### TO BE DONE
Gather all lines from the material that contain the word "provide".

── MATERIAL SUPPLIED ──

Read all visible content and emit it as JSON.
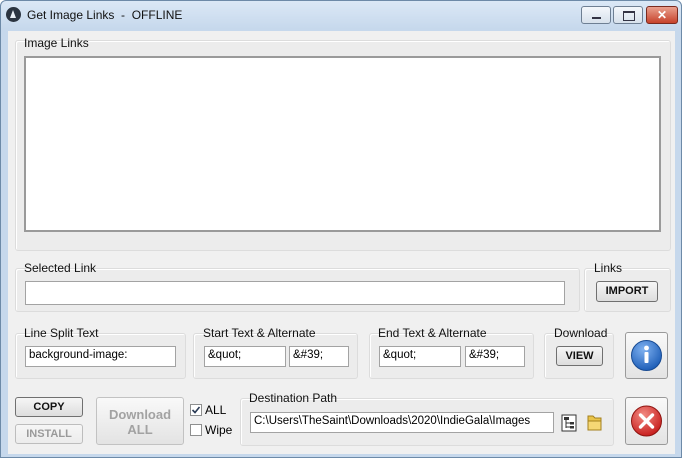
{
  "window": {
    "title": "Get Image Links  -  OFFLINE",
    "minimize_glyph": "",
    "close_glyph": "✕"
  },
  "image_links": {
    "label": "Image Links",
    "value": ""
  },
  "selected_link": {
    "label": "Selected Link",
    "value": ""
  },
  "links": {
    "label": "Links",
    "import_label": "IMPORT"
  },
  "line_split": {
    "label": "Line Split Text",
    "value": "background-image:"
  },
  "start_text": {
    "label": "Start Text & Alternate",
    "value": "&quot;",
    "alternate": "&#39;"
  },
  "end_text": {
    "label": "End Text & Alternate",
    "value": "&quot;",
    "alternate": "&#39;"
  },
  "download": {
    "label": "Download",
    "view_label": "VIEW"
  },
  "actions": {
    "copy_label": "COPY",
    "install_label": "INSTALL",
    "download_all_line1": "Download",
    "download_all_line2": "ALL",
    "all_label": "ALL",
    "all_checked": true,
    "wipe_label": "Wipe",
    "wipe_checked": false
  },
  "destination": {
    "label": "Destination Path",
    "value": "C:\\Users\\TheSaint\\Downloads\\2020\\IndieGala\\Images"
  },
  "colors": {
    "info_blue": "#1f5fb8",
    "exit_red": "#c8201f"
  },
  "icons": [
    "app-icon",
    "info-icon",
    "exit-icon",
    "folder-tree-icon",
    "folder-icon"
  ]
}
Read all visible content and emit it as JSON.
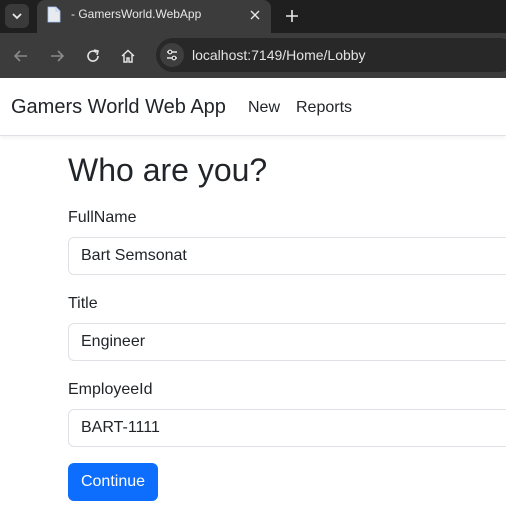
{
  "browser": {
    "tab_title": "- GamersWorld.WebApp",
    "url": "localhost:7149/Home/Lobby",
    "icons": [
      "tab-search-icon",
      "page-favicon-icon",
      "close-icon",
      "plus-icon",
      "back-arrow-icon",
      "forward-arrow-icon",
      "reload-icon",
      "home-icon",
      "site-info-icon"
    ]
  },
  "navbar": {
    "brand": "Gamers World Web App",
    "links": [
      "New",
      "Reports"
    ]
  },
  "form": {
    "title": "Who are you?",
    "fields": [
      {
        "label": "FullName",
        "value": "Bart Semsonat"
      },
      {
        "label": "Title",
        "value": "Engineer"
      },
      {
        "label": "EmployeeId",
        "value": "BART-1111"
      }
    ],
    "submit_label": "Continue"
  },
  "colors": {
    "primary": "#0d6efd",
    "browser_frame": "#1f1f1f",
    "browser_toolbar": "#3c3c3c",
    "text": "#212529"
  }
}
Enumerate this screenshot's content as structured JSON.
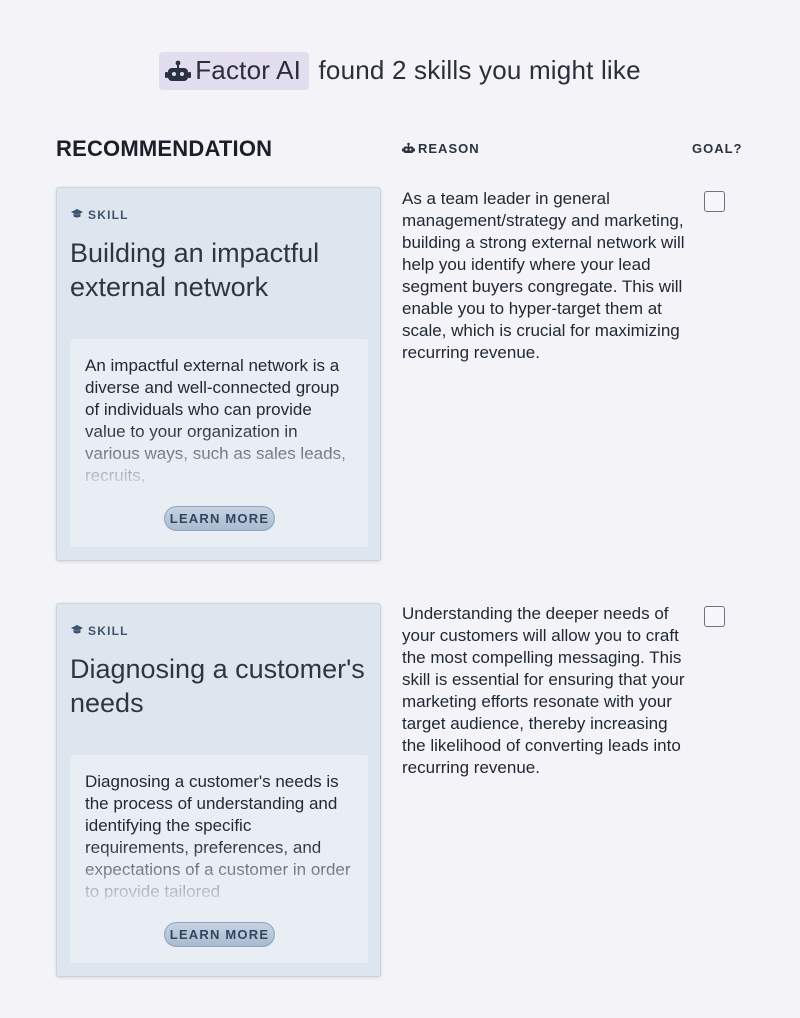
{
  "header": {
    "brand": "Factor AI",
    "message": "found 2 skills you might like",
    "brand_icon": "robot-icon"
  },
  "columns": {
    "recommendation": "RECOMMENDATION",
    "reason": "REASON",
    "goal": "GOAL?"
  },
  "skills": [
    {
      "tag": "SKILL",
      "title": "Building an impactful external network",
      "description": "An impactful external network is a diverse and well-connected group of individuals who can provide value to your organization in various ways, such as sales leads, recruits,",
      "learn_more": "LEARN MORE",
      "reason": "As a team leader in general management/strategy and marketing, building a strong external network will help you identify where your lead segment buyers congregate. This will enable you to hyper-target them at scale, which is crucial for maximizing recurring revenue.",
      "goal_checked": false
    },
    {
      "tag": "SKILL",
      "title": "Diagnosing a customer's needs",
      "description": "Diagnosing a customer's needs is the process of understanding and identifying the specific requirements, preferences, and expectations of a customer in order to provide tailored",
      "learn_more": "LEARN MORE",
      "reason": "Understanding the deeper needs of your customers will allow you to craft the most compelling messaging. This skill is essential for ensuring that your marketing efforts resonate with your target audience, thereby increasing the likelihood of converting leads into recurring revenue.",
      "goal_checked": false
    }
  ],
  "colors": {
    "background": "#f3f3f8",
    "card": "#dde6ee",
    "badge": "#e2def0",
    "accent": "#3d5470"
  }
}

───

### EXERCISE RESPONSE
      "description": "An impactful external network is a diverse and well-connected group of individuals who can provide value to your organization in various ways, such as sales leads, recruits,",
      "description": "Diagnosing a customer's needs is the process of understanding and identifying the specific requirements, preferences, and expectations of a customer in order to provide tailored",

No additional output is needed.